** What is needed **
Reproduce all of the data exactly.

## begin Records provided

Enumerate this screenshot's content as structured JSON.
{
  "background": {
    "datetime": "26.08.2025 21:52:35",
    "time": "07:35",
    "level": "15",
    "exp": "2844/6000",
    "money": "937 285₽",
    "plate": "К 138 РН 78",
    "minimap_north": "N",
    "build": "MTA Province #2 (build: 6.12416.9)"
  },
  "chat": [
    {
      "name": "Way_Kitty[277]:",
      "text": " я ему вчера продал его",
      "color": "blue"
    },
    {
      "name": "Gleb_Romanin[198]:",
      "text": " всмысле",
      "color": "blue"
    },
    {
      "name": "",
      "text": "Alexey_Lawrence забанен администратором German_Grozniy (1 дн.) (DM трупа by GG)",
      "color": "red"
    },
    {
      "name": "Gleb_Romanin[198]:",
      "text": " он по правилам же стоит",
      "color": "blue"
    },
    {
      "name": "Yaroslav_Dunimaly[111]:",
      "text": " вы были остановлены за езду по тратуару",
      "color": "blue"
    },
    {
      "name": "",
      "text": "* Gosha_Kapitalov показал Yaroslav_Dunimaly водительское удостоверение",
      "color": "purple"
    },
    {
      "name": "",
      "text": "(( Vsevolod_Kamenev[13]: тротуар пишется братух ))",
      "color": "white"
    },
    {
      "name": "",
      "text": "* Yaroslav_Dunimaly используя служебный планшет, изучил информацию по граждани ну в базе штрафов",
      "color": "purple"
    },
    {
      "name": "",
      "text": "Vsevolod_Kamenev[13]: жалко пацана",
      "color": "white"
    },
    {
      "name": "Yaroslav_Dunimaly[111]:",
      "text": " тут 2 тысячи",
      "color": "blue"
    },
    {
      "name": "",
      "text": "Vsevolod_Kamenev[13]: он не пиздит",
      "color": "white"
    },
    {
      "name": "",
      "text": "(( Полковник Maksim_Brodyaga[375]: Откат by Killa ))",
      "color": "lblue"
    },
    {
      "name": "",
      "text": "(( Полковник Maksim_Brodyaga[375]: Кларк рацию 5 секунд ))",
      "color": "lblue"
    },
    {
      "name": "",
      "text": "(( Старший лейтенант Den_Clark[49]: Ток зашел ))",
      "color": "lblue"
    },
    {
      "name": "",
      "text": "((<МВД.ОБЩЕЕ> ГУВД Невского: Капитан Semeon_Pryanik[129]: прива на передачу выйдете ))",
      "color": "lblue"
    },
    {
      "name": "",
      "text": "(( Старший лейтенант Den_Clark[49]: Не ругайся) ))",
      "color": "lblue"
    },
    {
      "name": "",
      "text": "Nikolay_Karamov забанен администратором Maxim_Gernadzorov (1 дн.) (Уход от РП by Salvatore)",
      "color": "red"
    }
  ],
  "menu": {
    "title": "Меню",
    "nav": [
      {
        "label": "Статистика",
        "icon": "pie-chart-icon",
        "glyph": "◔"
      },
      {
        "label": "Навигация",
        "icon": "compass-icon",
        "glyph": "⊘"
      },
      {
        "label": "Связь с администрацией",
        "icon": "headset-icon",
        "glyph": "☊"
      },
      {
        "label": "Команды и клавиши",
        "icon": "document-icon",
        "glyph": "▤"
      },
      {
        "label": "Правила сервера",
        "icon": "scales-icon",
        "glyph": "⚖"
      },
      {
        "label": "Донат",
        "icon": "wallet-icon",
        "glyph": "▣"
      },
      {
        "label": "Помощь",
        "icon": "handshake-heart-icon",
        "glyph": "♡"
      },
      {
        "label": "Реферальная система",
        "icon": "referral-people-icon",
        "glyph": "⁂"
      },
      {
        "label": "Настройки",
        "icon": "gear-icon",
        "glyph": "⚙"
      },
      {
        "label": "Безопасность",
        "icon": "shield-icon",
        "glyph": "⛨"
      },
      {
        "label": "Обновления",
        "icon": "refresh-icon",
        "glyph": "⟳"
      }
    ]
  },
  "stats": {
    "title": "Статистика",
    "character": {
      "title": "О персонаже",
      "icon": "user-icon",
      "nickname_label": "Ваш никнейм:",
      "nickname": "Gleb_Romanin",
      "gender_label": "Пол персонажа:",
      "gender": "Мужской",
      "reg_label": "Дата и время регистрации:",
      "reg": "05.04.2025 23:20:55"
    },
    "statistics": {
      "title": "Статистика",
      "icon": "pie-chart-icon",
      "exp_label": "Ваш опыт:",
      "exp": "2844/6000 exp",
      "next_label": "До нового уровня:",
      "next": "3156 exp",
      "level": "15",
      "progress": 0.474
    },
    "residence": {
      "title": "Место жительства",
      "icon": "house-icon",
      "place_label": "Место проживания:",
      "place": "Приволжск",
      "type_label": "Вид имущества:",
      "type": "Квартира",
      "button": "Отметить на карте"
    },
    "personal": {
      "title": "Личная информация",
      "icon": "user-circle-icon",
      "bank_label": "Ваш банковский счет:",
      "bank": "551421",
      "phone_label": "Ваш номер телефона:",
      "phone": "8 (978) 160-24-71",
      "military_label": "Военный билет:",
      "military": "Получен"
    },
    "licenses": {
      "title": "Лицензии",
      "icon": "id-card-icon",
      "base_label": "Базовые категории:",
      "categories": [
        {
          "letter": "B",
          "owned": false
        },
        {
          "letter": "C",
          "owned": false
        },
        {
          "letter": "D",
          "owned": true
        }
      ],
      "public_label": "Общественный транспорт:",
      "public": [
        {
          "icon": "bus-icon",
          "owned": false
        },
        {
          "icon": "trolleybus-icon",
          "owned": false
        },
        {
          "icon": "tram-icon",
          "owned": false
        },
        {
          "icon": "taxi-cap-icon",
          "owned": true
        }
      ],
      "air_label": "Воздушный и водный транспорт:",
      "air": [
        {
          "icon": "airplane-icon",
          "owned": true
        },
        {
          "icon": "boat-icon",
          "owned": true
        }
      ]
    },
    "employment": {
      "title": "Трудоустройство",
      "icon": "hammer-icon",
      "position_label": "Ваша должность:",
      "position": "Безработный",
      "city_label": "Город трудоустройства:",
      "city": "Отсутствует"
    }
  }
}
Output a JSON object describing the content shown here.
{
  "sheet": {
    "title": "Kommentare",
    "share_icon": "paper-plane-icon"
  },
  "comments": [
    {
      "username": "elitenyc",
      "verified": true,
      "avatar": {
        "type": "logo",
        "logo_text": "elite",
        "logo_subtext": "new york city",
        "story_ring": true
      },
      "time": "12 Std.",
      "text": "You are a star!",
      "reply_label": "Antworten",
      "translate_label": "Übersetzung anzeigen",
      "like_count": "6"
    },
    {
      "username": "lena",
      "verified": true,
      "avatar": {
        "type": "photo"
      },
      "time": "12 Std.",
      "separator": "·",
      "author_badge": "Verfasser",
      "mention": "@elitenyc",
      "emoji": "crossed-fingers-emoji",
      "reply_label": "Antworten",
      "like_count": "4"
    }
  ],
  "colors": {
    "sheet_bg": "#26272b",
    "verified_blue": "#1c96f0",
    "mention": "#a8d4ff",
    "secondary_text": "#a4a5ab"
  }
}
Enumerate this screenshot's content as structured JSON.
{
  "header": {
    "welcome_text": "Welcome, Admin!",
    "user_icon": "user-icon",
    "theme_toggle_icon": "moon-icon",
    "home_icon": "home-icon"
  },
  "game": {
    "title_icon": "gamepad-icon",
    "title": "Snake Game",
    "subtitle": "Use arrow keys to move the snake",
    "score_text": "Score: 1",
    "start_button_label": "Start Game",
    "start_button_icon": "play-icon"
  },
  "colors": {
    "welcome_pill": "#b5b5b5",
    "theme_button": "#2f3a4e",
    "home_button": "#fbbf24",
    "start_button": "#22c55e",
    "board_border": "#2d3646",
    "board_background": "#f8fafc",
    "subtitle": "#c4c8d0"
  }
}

## end Records provided

** Final result **
Enumerate this screenshot's content as structured JSON.
{
  "background": {
    "datetime": "26.08.2025 21:52:35",
    "time": "07:35",
    "level": "15",
    "exp": "2844/6000",
    "money": "937 285₽",
    "plate": "К 138 РН 78",
    "minimap_north": "N",
    "build": "MTA Province #2 (build: 6.12416.9)"
  },
  "chat": [
    {
      "name": "Way_Kitty[277]:",
      "text": " я ему вчера продал его",
      "color": "blue"
    },
    {
      "name": "Gleb_Romanin[198]:",
      "text": " всмысле",
      "color": "blue"
    },
    {
      "name": "",
      "text": "Alexey_Lawrence забанен администратором German_Grozniy (1 дн.) (DM трупа by GG)",
      "color": "red"
    },
    {
      "name": "Gleb_Romanin[198]:",
      "text": " он по правилам же стоит",
      "color": "blue"
    },
    {
      "name": "Yaroslav_Dunimaly[111]:",
      "text": " вы были остановлены за езду по тратуару",
      "color": "blue"
    },
    {
      "name": "",
      "text": "* Gosha_Kapitalov показал Yaroslav_Dunimaly водительское удостоверение",
      "color": "purple"
    },
    {
      "name": "",
      "text": "(( Vsevolod_Kamenev[13]: тротуар пишется братух ))",
      "color": "white"
    },
    {
      "name": "",
      "text": "* Yaroslav_Dunimaly используя служебный планшет, изучил информацию по граждани ну в базе штрафов",
      "color": "purple"
    },
    {
      "name": "",
      "text": "Vsevolod_Kamenev[13]: жалко пацана",
      "color": "white"
    },
    {
      "name": "Yaroslav_Dunimaly[111]:",
      "text": " тут 2 тысячи",
      "color": "blue"
    },
    {
      "name": "",
      "text": "Vsevolod_Kamenev[13]: он не пиздит",
      "color": "white"
    },
    {
      "name": "",
      "text": "(( Полковник Maksim_Brodyaga[375]: Откат by Killa ))",
      "color": "lblue"
    },
    {
      "name": "",
      "text": "(( Полковник Maksim_Brodyaga[375]: Кларк рацию 5 секунд ))",
      "color": "lblue"
    },
    {
      "name": "",
      "text": "(( Старший лейтенант Den_Clark[49]: Ток зашел ))",
      "color": "lblue"
    },
    {
      "name": "",
      "text": "((<МВД.ОБЩЕЕ> ГУВД Невского: Капитан Semeon_Pryanik[129]: прива на передачу выйдете ))",
      "color": "lblue"
    },
    {
      "name": "",
      "text": "(( Старший лейтенант Den_Clark[49]: Не ругайся) ))",
      "color": "lblue"
    },
    {
      "name": "",
      "text": "Nikolay_Karamov забанен администратором Maxim_Gernadzorov (1 дн.) (Уход от РП by Salvatore)",
      "color": "red"
    }
  ],
  "menu": {
    "title": "Меню",
    "nav": [
      {
        "label": "Статистика",
        "icon": "pie-chart-icon",
        "glyph": "◔"
      },
      {
        "label": "Навигация",
        "icon": "compass-icon",
        "glyph": "⊘"
      },
      {
        "label": "Связь с администрацией",
        "icon": "headset-icon",
        "glyph": "☊"
      },
      {
        "label": "Команды и клавиши",
        "icon": "document-icon",
        "glyph": "▤"
      },
      {
        "label": "Правила сервера",
        "icon": "scales-icon",
        "glyph": "⚖"
      },
      {
        "label": "Донат",
        "icon": "wallet-icon",
        "glyph": "▣"
      },
      {
        "label": "Помощь",
        "icon": "handshake-heart-icon",
        "glyph": "♡"
      },
      {
        "label": "Реферальная система",
        "icon": "referral-people-icon",
        "glyph": "⁂"
      },
      {
        "label": "Настройки",
        "icon": "gear-icon",
        "glyph": "⚙"
      },
      {
        "label": "Безопасность",
        "icon": "shield-icon",
        "glyph": "⛨"
      },
      {
        "label": "Обновления",
        "icon": "refresh-icon",
        "glyph": "⟳"
      }
    ]
  },
  "stats": {
    "title": "Статистика",
    "character": {
      "title": "О персонаже",
      "icon": "user-icon",
      "nickname_label": "Ваш никнейм:",
      "nickname": "Gleb_Romanin",
      "gender_label": "Пол персонажа:",
      "gender": "Мужской",
      "reg_label": "Дата и время регистрации:",
      "reg": "05.04.2025 23:20:55"
    },
    "statistics": {
      "title": "Статистика",
      "icon": "pie-chart-icon",
      "exp_label": "Ваш опыт:",
      "exp": "2844/6000 exp",
      "next_label": "До нового уровня:",
      "next": "3156 exp",
      "level": "15",
      "progress": 0.474
    },
    "residence": {
      "title": "Место жительства",
      "icon": "house-icon",
      "place_label": "Место проживания:",
      "place": "Приволжск",
      "type_label": "Вид имущества:",
      "type": "Квартира",
      "button": "Отметить на карте"
    },
    "personal": {
      "title": "Личная информация",
      "icon": "user-circle-icon",
      "bank_label": "Ваш банковский счет:",
      "bank": "551421",
      "phone_label": "Ваш номер телефона:",
      "phone": "8 (978) 160-24-71",
      "military_label": "Военный билет:",
      "military": "Получен"
    },
    "licenses": {
      "title": "Лицензии",
      "icon": "id-card-icon",
      "base_label": "Базовые категории:",
      "categories": [
        {
          "letter": "B",
          "owned": false
        },
        {
          "letter": "C",
          "owned": false
        },
        {
          "letter": "D",
          "owned": true
        }
      ],
      "public_label": "Общественный транспорт:",
      "public": [
        {
          "icon": "bus-icon",
          "owned": false
        },
        {
          "icon": "trolleybus-icon",
          "owned": false
        },
        {
          "icon": "tram-icon",
          "owned": false
        },
        {
          "icon": "taxi-cap-icon",
          "owned": true
        }
      ],
      "air_label": "Воздушный и водный транспорт:",
      "air": [
        {
          "icon": "airplane-icon",
          "owned": true
        },
        {
          "icon": "boat-icon",
          "owned": true
        }
      ]
    },
    "employment": {
      "title": "Трудоустройство",
      "icon": "hammer-icon",
      "position_label": "Ваша должность:",
      "position": "Безработный",
      "city_label": "Город трудоустройства:",
      "city": "Отсутствует"
    }
  }
}
Output a JSON object describing the content shown here.
{
  "sheet": {
    "title": "Kommentare",
    "share_icon": "paper-plane-icon"
  },
  "comments": [
    {
      "username": "elitenyc",
      "verified": true,
      "avatar": {
        "type": "logo",
        "logo_text": "elite",
        "logo_subtext": "new york city",
        "story_ring": true
      },
      "time": "12 Std.",
      "text": "You are a star!",
      "reply_label": "Antworten",
      "translate_label": "Übersetzung anzeigen",
      "like_count": "6"
    },
    {
      "username": "lena",
      "verified": true,
      "avatar": {
        "type": "photo"
      },
      "time": "12 Std.",
      "separator": "·",
      "author_badge": "Verfasser",
      "mention": "@elitenyc",
      "emoji": "crossed-fingers-emoji",
      "reply_label": "Antworten",
      "like_count": "4"
    }
  ],
  "colors": {
    "sheet_bg": "#26272b",
    "verified_blue": "#1c96f0",
    "mention": "#a8d4ff",
    "secondary_text": "#a4a5ab"
  }
}
Enumerate this screenshot's content as structured JSON.
{
  "header": {
    "welcome_text": "Welcome, Admin!",
    "user_icon": "user-icon",
    "theme_toggle_icon": "moon-icon",
    "home_icon": "home-icon"
  },
  "game": {
    "title_icon": "gamepad-icon",
    "title": "Snake Game",
    "subtitle": "Use arrow keys to move the snake",
    "score_text": "Score: 1",
    "start_button_label": "Start Game",
    "start_button_icon": "play-icon"
  },
  "colors": {
    "welcome_pill": "#b5b5b5",
    "theme_button": "#2f3a4e",
    "home_button": "#fbbf24",
    "start_button": "#22c55e",
    "board_border": "#2d3646",
    "board_background": "#f8fafc",
    "subtitle": "#c4c8d0"
  }
}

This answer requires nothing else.